[Figure dataset records]
--
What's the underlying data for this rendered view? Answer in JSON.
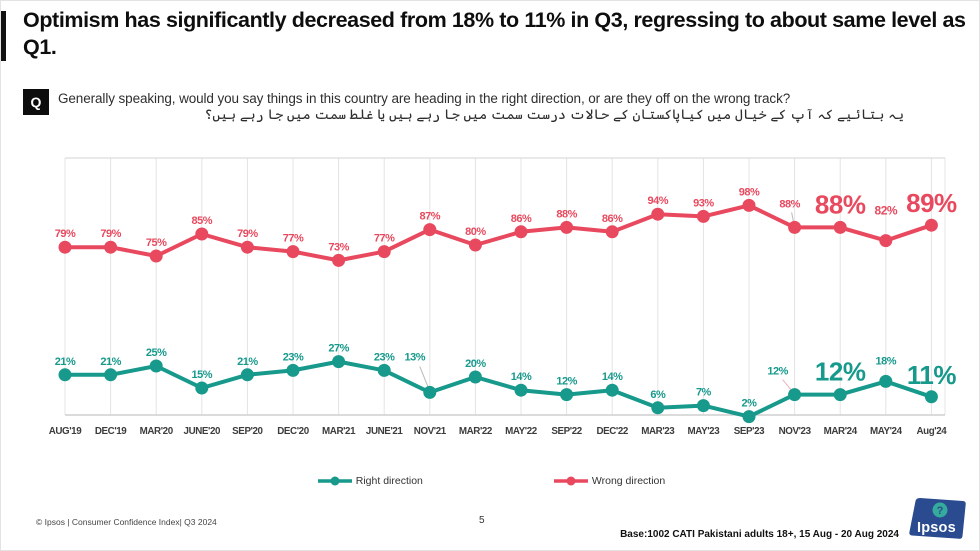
{
  "slide": {
    "title": "Optimism has significantly decreased from 18% to 11% in Q3, regressing to about same level as Q1.",
    "question_badge": "Q",
    "question_en": "Generally speaking, would you say things in this country are heading in the right direction, or are they off on the wrong track?",
    "question_ur": "یہ بتائیے کہ آپ کے خیال میں کیاپاکستان کے حالات درست سمت میں جا رہے ہیں یا غلط سمت میں جا رہے ہیں؟"
  },
  "chart_data": {
    "type": "line",
    "title": "Right direction vs Wrong direction over time (%)",
    "categories": [
      "AUG'19",
      "DEC'19",
      "MAR'20",
      "JUNE'20",
      "SEP'20",
      "DEC'20",
      "MAR'21",
      "JUNE'21",
      "NOV'21",
      "MAR'22",
      "MAY'22",
      "SEP'22",
      "DEC'22",
      "MAR'23",
      "MAY'23",
      "SEP'23",
      "NOV'23",
      "MAR'24",
      "MAY'24",
      "Aug'24"
    ],
    "series": [
      {
        "name": "Right direction",
        "color": "#17998C",
        "values": [
          21,
          21,
          25,
          15,
          21,
          23,
          27,
          23,
          13,
          20,
          14,
          12,
          14,
          6,
          7,
          2,
          12,
          12,
          18,
          11
        ]
      },
      {
        "name": "Wrong direction",
        "color": "#E8495E",
        "values": [
          79,
          79,
          75,
          85,
          79,
          77,
          73,
          77,
          87,
          80,
          86,
          88,
          86,
          94,
          93,
          98,
          88,
          88,
          82,
          89
        ]
      }
    ],
    "ylim": [
      0,
      100
    ],
    "grid": "vertical category gridlines",
    "legend_position": "bottom",
    "data_labels": "percent above each point",
    "emphasized_categories": [
      "MAR'24",
      "Aug'24"
    ]
  },
  "legend": {
    "items": [
      {
        "label": "Right direction",
        "color": "#17998C"
      },
      {
        "label": "Wrong direction",
        "color": "#E8495E"
      }
    ]
  },
  "footer": {
    "copyright": "© Ipsos | Consumer Confidence Index| Q3 2024",
    "page_number": "5",
    "base_note": "Base:1002 CATI Pakistani adults 18+, 15 Aug - 20 Aug 2024",
    "logo": "Ipsos"
  }
}
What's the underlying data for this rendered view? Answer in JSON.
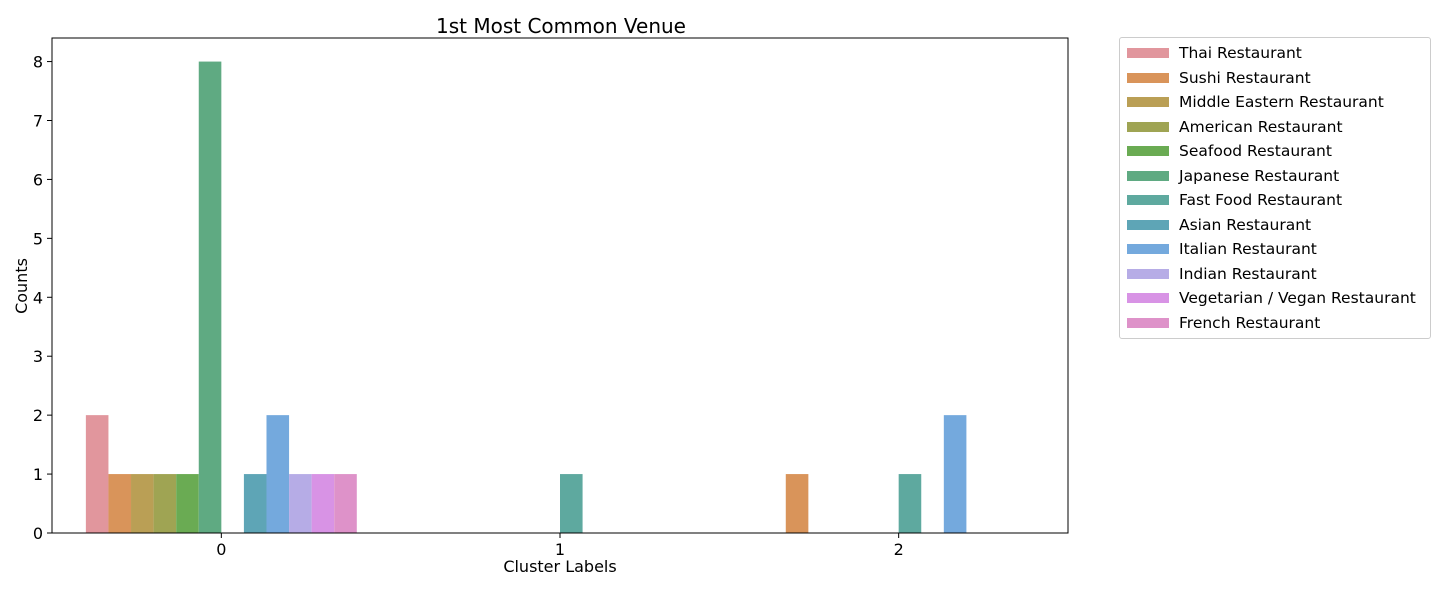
{
  "chart_data": {
    "type": "bar",
    "title": "1st Most Common Venue",
    "xlabel": "Cluster Labels",
    "ylabel": "Counts",
    "categories": [
      "0",
      "1",
      "2"
    ],
    "ylim": [
      0,
      8.4
    ],
    "yticks": [
      "0",
      "1",
      "2",
      "3",
      "4",
      "5",
      "6",
      "7",
      "8"
    ],
    "grid": false,
    "legend_position": "outside-right-top",
    "series": [
      {
        "name": "Thai Restaurant",
        "color": "#e1969d",
        "values": [
          2,
          null,
          null
        ]
      },
      {
        "name": "Sushi Restaurant",
        "color": "#d9945a",
        "values": [
          1,
          null,
          1
        ]
      },
      {
        "name": "Middle Eastern Restaurant",
        "color": "#ba9f55",
        "values": [
          1,
          null,
          null
        ]
      },
      {
        "name": "American Restaurant",
        "color": "#9fa453",
        "values": [
          1,
          null,
          null
        ]
      },
      {
        "name": "Seafood Restaurant",
        "color": "#6aab53",
        "values": [
          1,
          null,
          null
        ]
      },
      {
        "name": "Japanese Restaurant",
        "color": "#5faa82",
        "values": [
          8,
          null,
          null
        ]
      },
      {
        "name": "Fast Food Restaurant",
        "color": "#5ea99f",
        "values": [
          null,
          1,
          1
        ]
      },
      {
        "name": "Asian Restaurant",
        "color": "#5ea5b6",
        "values": [
          1,
          null,
          null
        ]
      },
      {
        "name": "Italian Restaurant",
        "color": "#74a9dd",
        "values": [
          2,
          null,
          2
        ]
      },
      {
        "name": "Indian Restaurant",
        "color": "#b6ace6",
        "values": [
          1,
          null,
          null
        ]
      },
      {
        "name": "Vegetarian / Vegan Restaurant",
        "color": "#d893e5",
        "values": [
          1,
          null,
          null
        ]
      },
      {
        "name": "French Restaurant",
        "color": "#de92c9",
        "values": [
          1,
          null,
          null
        ]
      }
    ]
  }
}
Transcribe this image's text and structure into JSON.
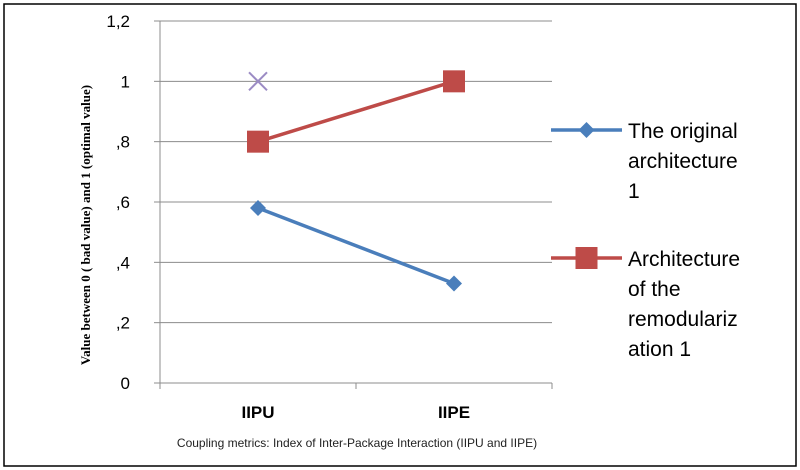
{
  "chart_data": {
    "type": "line",
    "categories": [
      "IIPU",
      "IIPE"
    ],
    "ylabel": "Value between 0 ( bad value)  and 1 (optimal value)",
    "xlabel": "Coupling  metrics: Index of Inter-Package Interaction (IIPU and  IIPE)",
    "ylim": [
      0,
      1.2
    ],
    "ytick_labels": [
      "0",
      ",2",
      ",4",
      ",6",
      ",8",
      "1",
      "1,2"
    ],
    "grid": true,
    "legend_placement": "right",
    "series": [
      {
        "name": "The original architecture 1",
        "legend_lines": [
          "The original",
          "architecture",
          "1"
        ],
        "values": [
          0.58,
          0.33
        ],
        "color": "#4a7ebb",
        "marker": "diamond"
      },
      {
        "name": "Architecture of the remodularization 1",
        "legend_lines": [
          "Architecture",
          "of the",
          "remodulariz",
          "ation 1"
        ],
        "values": [
          0.8,
          1.0
        ],
        "color": "#be4b48",
        "marker": "square"
      }
    ],
    "annotations": [
      {
        "category": "IIPU",
        "value": 1.0,
        "marker": "x",
        "color": "#9b8bc4"
      }
    ]
  }
}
--
*Your instructions:* What is the number of lines containing "this"? Give that number only.

*Written solution:* 4